[Source data]
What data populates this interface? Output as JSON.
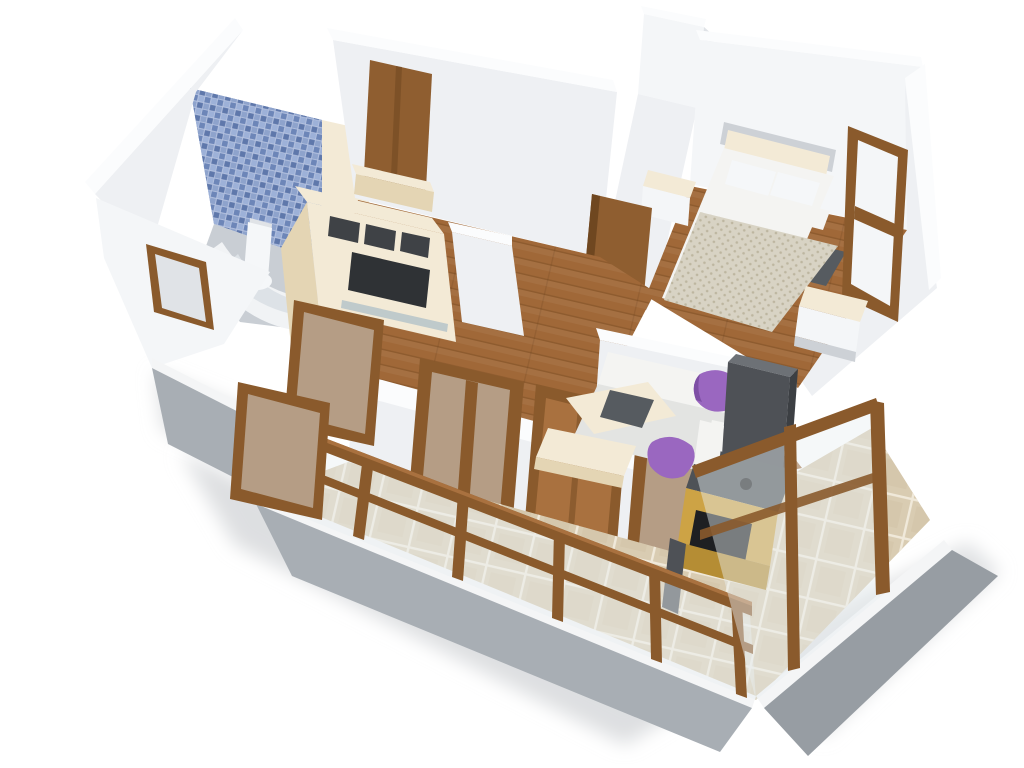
{
  "scene": {
    "type": "3d-apartment-floor-plan-render",
    "view": "aerial-dollhouse-cutaway",
    "background": "#ffffff",
    "rooms": {
      "bathroom": {
        "name": "bathroom",
        "features": [
          "blue-mosaic-tile-wall",
          "corner-bathtub",
          "toilet",
          "exterior-window",
          "grey-floor"
        ]
      },
      "hallway": {
        "name": "hallway",
        "features": [
          "wooden-entry-door",
          "wood-floor",
          "overhead-cream-beam"
        ]
      },
      "bedroom": {
        "name": "bedroom",
        "features": [
          "double-bed",
          "cream-headboard",
          "four-white-pillows",
          "knit-blanket",
          "nightstand-left",
          "nightstand-right",
          "dark-rug",
          "wood-window",
          "open-wooden-door",
          "wood-floor"
        ]
      },
      "living_room": {
        "name": "living-room",
        "features": [
          "cream-tv-wall-unit",
          "white-corner-sofa",
          "two-purple-cushions",
          "nesting-coffee-tables",
          "wood-floor",
          "glazed-sliding-doors-to-balcony"
        ]
      },
      "kitchen": {
        "name": "kitchen-niche",
        "features": [
          "tall-dark-fridge",
          "gold-cabinets",
          "dark-counter-with-sink",
          "open-black-compartment"
        ]
      },
      "balcony": {
        "name": "wrap-around-balcony",
        "features": [
          "wood-and-glass-railing",
          "corner-frame-towers",
          "beige-marble-tile-floor",
          "white-slab-edge",
          "grey-concrete-base"
        ]
      }
    }
  },
  "palette": {
    "bg": "#ffffff",
    "shadow": "#d7d9dc",
    "wallTop": "#fbfcfd",
    "wall": "#eef0f3",
    "wallLt": "#f4f6f8",
    "wallSh": "#e0e3e7",
    "wallDk": "#cdd1d6",
    "blueTile": "#8ea3cc",
    "blueTileDk": "#5f78ab",
    "blueTileMd": "#6d86b8",
    "blueTileLt": "#9db1d8",
    "blueGrout": "#b6c3e0",
    "bathFloor": "#c9ced4",
    "tub": "#f1f3f5",
    "tubShade": "#dde2e7",
    "porcelain": "#f5f7f9",
    "woodFrame": "#8a5a2c",
    "woodFrameDk": "#6f4720",
    "woodFrameLt": "#a9713f",
    "doorWood": "#8f5e30",
    "floorWood": "#a06838",
    "plankLine": "#5e3a16",
    "cream": "#f3ead6",
    "creamDk": "#e4d5b4",
    "slotDark": "#3f4246",
    "tvDark": "#2f3235",
    "glassShelf": "#aebfc7",
    "sofa": "#f4f4f2",
    "sofaShade": "#e3e4e2",
    "purple": "#9a67c0",
    "purpleDk": "#7e4fa5",
    "blanket": "#d8d3c4",
    "blanketDot": "#bdb6a0",
    "rug": "#565b60",
    "gold": "#cda345",
    "goldDk": "#b58d34",
    "counterDark": "#4e5257",
    "fridge": "#4e5156",
    "fridgeTop": "#6d7176",
    "fridgeSide": "#3c3f43",
    "sinkBlack": "#1e1f22",
    "tileBeige": "#d9ccb2",
    "tileBeigeDk": "#cfc0a2",
    "tileGrout": "#f0e9da",
    "concrete": "#a8aeb4",
    "concreteDk": "#979da3",
    "slab": "#f4f5f6",
    "glass": "#e9eff2"
  }
}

Set task: Keep every word of the data as it is when you write it out, but drop the pictures.

Complete answer:
What data populates this interface? Output as JSON.
{
  "scene": {
    "type": "3d-apartment-floor-plan-render",
    "view": "aerial-dollhouse-cutaway",
    "background": "#ffffff",
    "rooms": {
      "bathroom": {
        "name": "bathroom",
        "features": [
          "blue-mosaic-tile-wall",
          "corner-bathtub",
          "toilet",
          "exterior-window",
          "grey-floor"
        ]
      },
      "hallway": {
        "name": "hallway",
        "features": [
          "wooden-entry-door",
          "wood-floor",
          "overhead-cream-beam"
        ]
      },
      "bedroom": {
        "name": "bedroom",
        "features": [
          "double-bed",
          "cream-headboard",
          "four-white-pillows",
          "knit-blanket",
          "nightstand-left",
          "nightstand-right",
          "dark-rug",
          "wood-window",
          "open-wooden-door",
          "wood-floor"
        ]
      },
      "living_room": {
        "name": "living-room",
        "features": [
          "cream-tv-wall-unit",
          "white-corner-sofa",
          "two-purple-cushions",
          "nesting-coffee-tables",
          "wood-floor",
          "glazed-sliding-doors-to-balcony"
        ]
      },
      "kitchen": {
        "name": "kitchen-niche",
        "features": [
          "tall-dark-fridge",
          "gold-cabinets",
          "dark-counter-with-sink",
          "open-black-compartment"
        ]
      },
      "balcony": {
        "name": "wrap-around-balcony",
        "features": [
          "wood-and-glass-railing",
          "corner-frame-towers",
          "beige-marble-tile-floor",
          "white-slab-edge",
          "grey-concrete-base"
        ]
      }
    }
  },
  "palette": {
    "bg": "#ffffff",
    "shadow": "#d7d9dc",
    "wallTop": "#fbfcfd",
    "wall": "#eef0f3",
    "wallLt": "#f4f6f8",
    "wallSh": "#e0e3e7",
    "wallDk": "#cdd1d6",
    "blueTile": "#8ea3cc",
    "blueTileDk": "#5f78ab",
    "blueTileMd": "#6d86b8",
    "blueTileLt": "#9db1d8",
    "blueGrout": "#b6c3e0",
    "bathFloor": "#c9ced4",
    "tub": "#f1f3f5",
    "tubShade": "#dde2e7",
    "porcelain": "#f5f7f9",
    "woodFrame": "#8a5a2c",
    "woodFrameDk": "#6f4720",
    "woodFrameLt": "#a9713f",
    "doorWood": "#8f5e30",
    "floorWood": "#a06838",
    "plankLine": "#5e3a16",
    "cream": "#f3ead6",
    "creamDk": "#e4d5b4",
    "slotDark": "#3f4246",
    "tvDark": "#2f3235",
    "glassShelf": "#aebfc7",
    "sofa": "#f4f4f2",
    "sofaShade": "#e3e4e2",
    "purple": "#9a67c0",
    "purpleDk": "#7e4fa5",
    "blanket": "#d8d3c4",
    "blanketDot": "#bdb6a0",
    "rug": "#565b60",
    "gold": "#cda345",
    "goldDk": "#b58d34",
    "counterDark": "#4e5257",
    "fridge": "#4e5156",
    "fridgeTop": "#6d7176",
    "fridgeSide": "#3c3f43",
    "sinkBlack": "#1e1f22",
    "tileBeige": "#d9ccb2",
    "tileBeigeDk": "#cfc0a2",
    "tileGrout": "#f0e9da",
    "concrete": "#a8aeb4",
    "concreteDk": "#979da3",
    "slab": "#f4f5f6",
    "glass": "#e9eff2"
  }
}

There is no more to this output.